● WRITTEN REQUEST: Search the material below for the word "JSON" and copy every line in which it occurs.

### SUPPLIED INFORMATION

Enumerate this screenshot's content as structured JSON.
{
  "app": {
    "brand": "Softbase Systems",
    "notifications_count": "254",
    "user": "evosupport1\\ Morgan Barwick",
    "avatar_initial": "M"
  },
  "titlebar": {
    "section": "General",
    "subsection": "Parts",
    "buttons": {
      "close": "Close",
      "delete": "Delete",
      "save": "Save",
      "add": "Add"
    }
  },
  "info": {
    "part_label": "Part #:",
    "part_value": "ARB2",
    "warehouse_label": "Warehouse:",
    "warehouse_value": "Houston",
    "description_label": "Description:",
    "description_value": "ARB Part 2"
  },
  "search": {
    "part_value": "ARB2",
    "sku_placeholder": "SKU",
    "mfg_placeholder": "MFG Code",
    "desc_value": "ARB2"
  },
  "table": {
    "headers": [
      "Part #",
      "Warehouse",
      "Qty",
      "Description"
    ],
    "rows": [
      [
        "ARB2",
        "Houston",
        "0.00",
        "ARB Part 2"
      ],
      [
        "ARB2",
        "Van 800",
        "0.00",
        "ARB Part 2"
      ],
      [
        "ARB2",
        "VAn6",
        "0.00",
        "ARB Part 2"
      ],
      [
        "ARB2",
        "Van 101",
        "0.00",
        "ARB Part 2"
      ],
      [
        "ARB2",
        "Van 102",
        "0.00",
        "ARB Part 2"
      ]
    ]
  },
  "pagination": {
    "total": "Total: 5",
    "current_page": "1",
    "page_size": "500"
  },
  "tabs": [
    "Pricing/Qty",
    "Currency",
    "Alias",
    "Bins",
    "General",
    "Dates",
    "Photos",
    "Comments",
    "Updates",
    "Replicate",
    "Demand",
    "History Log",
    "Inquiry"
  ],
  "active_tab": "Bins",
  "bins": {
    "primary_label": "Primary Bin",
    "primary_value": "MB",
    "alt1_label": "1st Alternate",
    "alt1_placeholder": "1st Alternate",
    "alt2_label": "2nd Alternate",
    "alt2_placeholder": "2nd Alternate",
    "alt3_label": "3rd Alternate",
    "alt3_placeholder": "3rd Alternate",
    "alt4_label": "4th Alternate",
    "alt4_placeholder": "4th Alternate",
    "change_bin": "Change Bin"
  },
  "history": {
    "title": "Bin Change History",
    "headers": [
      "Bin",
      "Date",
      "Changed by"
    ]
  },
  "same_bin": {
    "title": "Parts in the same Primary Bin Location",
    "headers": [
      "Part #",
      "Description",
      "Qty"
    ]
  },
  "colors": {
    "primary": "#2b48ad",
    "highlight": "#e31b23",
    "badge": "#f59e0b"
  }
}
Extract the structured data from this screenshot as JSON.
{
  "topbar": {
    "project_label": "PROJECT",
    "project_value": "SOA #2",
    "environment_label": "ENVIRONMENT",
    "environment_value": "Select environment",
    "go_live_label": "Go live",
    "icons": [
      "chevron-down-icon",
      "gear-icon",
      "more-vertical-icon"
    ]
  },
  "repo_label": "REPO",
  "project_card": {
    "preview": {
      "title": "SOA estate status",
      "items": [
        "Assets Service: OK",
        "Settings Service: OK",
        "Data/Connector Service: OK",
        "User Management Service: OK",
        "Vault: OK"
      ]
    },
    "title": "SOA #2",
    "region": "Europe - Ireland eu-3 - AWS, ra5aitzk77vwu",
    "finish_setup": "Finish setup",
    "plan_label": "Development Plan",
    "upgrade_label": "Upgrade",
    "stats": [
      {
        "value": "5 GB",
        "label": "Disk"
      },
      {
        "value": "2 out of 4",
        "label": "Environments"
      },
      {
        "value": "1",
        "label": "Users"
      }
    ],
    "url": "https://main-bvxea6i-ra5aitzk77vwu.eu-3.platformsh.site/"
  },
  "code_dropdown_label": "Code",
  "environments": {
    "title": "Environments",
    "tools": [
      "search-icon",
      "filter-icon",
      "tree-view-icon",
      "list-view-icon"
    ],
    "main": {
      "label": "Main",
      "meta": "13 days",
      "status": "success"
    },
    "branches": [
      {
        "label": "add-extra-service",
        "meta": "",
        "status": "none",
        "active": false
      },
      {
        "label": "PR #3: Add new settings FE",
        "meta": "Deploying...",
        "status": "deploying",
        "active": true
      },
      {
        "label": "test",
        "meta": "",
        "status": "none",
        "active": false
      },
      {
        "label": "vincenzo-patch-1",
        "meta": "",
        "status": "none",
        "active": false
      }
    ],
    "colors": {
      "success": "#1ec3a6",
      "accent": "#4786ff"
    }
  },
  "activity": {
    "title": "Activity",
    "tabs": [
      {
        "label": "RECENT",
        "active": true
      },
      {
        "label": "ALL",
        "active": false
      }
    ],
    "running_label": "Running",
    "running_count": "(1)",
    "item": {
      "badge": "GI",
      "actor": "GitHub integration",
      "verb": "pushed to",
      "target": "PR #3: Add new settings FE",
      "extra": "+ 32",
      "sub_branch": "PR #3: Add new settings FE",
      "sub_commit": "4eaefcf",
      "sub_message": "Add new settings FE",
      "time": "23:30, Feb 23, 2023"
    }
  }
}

######

● RESULT FOR THIS TASK:
Enumerate this screenshot's content as structured JSON.
Extract the structured data from this screenshot as JSON.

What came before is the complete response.